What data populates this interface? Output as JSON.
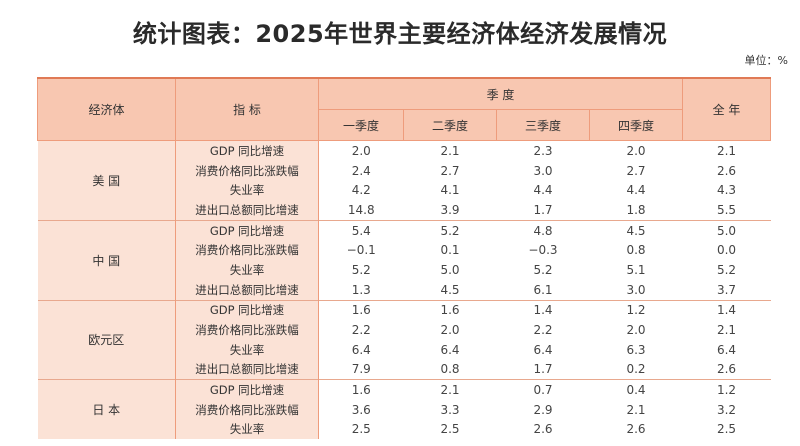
{
  "title": "统计图表：2025年世界主要经济体经济发展情况",
  "unit": "单位：%",
  "header": {
    "economy": "经济体",
    "indicator": "指 标",
    "quarter_group": "季 度",
    "quarters": [
      "一季度",
      "二季度",
      "三季度",
      "四季度"
    ],
    "full_year": "全 年"
  },
  "colors": {
    "header_bg": "#f8c7b1",
    "label_bg": "#fbe2d6",
    "line": "#ee9c7c"
  },
  "economies": [
    {
      "name": "美 国",
      "rows": [
        {
          "indicator": "GDP 同比增速",
          "values": [
            "2.0",
            "2.1",
            "2.3",
            "2.0",
            "2.1"
          ]
        },
        {
          "indicator": "消费价格同比涨跌幅",
          "values": [
            "2.4",
            "2.7",
            "3.0",
            "2.7",
            "2.6"
          ]
        },
        {
          "indicator": "失业率",
          "values": [
            "4.2",
            "4.1",
            "4.4",
            "4.4",
            "4.3"
          ]
        },
        {
          "indicator": "进出口总额同比增速",
          "values": [
            "14.8",
            "3.9",
            "1.7",
            "1.8",
            "5.5"
          ]
        }
      ]
    },
    {
      "name": "中 国",
      "rows": [
        {
          "indicator": "GDP 同比增速",
          "values": [
            "5.4",
            "5.2",
            "4.8",
            "4.5",
            "5.0"
          ]
        },
        {
          "indicator": "消费价格同比涨跌幅",
          "values": [
            "−0.1",
            "0.1",
            "−0.3",
            "0.8",
            "0.0"
          ]
        },
        {
          "indicator": "失业率",
          "values": [
            "5.2",
            "5.0",
            "5.2",
            "5.1",
            "5.2"
          ]
        },
        {
          "indicator": "进出口总额同比增速",
          "values": [
            "1.3",
            "4.5",
            "6.1",
            "3.0",
            "3.7"
          ]
        }
      ]
    },
    {
      "name": "欧元区",
      "rows": [
        {
          "indicator": "GDP 同比增速",
          "values": [
            "1.6",
            "1.6",
            "1.4",
            "1.2",
            "1.4"
          ]
        },
        {
          "indicator": "消费价格同比涨跌幅",
          "values": [
            "2.2",
            "2.0",
            "2.2",
            "2.0",
            "2.1"
          ]
        },
        {
          "indicator": "失业率",
          "values": [
            "6.4",
            "6.4",
            "6.4",
            "6.3",
            "6.4"
          ]
        },
        {
          "indicator": "进出口总额同比增速",
          "values": [
            "7.9",
            "0.8",
            "1.7",
            "0.2",
            "2.6"
          ]
        }
      ]
    },
    {
      "name": "日 本",
      "rows": [
        {
          "indicator": "GDP 同比增速",
          "values": [
            "1.6",
            "2.1",
            "0.7",
            "0.4",
            "1.2"
          ]
        },
        {
          "indicator": "消费价格同比涨跌幅",
          "values": [
            "3.6",
            "3.3",
            "2.9",
            "2.1",
            "3.2"
          ]
        },
        {
          "indicator": "失业率",
          "values": [
            "2.5",
            "2.5",
            "2.6",
            "2.6",
            "2.5"
          ]
        }
      ]
    }
  ]
}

* **Written task**: Quote every record above exactly, leaving out any pictures.

* **Response to this task**:
What data populates this interface? Output as JSON.
{
  "title": "统计图表：2025年世界主要经济体经济发展情况",
  "unit": "单位：%",
  "header": {
    "economy": "经济体",
    "indicator": "指 标",
    "quarter_group": "季 度",
    "quarters": [
      "一季度",
      "二季度",
      "三季度",
      "四季度"
    ],
    "full_year": "全 年"
  },
  "colors": {
    "header_bg": "#f8c7b1",
    "label_bg": "#fbe2d6",
    "line": "#ee9c7c"
  },
  "economies": [
    {
      "name": "美 国",
      "rows": [
        {
          "indicator": "GDP 同比增速",
          "values": [
            "2.0",
            "2.1",
            "2.3",
            "2.0",
            "2.1"
          ]
        },
        {
          "indicator": "消费价格同比涨跌幅",
          "values": [
            "2.4",
            "2.7",
            "3.0",
            "2.7",
            "2.6"
          ]
        },
        {
          "indicator": "失业率",
          "values": [
            "4.2",
            "4.1",
            "4.4",
            "4.4",
            "4.3"
          ]
        },
        {
          "indicator": "进出口总额同比增速",
          "values": [
            "14.8",
            "3.9",
            "1.7",
            "1.8",
            "5.5"
          ]
        }
      ]
    },
    {
      "name": "中 国",
      "rows": [
        {
          "indicator": "GDP 同比增速",
          "values": [
            "5.4",
            "5.2",
            "4.8",
            "4.5",
            "5.0"
          ]
        },
        {
          "indicator": "消费价格同比涨跌幅",
          "values": [
            "−0.1",
            "0.1",
            "−0.3",
            "0.8",
            "0.0"
          ]
        },
        {
          "indicator": "失业率",
          "values": [
            "5.2",
            "5.0",
            "5.2",
            "5.1",
            "5.2"
          ]
        },
        {
          "indicator": "进出口总额同比增速",
          "values": [
            "1.3",
            "4.5",
            "6.1",
            "3.0",
            "3.7"
          ]
        }
      ]
    },
    {
      "name": "欧元区",
      "rows": [
        {
          "indicator": "GDP 同比增速",
          "values": [
            "1.6",
            "1.6",
            "1.4",
            "1.2",
            "1.4"
          ]
        },
        {
          "indicator": "消费价格同比涨跌幅",
          "values": [
            "2.2",
            "2.0",
            "2.2",
            "2.0",
            "2.1"
          ]
        },
        {
          "indicator": "失业率",
          "values": [
            "6.4",
            "6.4",
            "6.4",
            "6.3",
            "6.4"
          ]
        },
        {
          "indicator": "进出口总额同比增速",
          "values": [
            "7.9",
            "0.8",
            "1.7",
            "0.2",
            "2.6"
          ]
        }
      ]
    },
    {
      "name": "日 本",
      "rows": [
        {
          "indicator": "GDP 同比增速",
          "values": [
            "1.6",
            "2.1",
            "0.7",
            "0.4",
            "1.2"
          ]
        },
        {
          "indicator": "消费价格同比涨跌幅",
          "values": [
            "3.6",
            "3.3",
            "2.9",
            "2.1",
            "3.2"
          ]
        },
        {
          "indicator": "失业率",
          "values": [
            "2.5",
            "2.5",
            "2.6",
            "2.6",
            "2.5"
          ]
        }
      ]
    }
  ]
}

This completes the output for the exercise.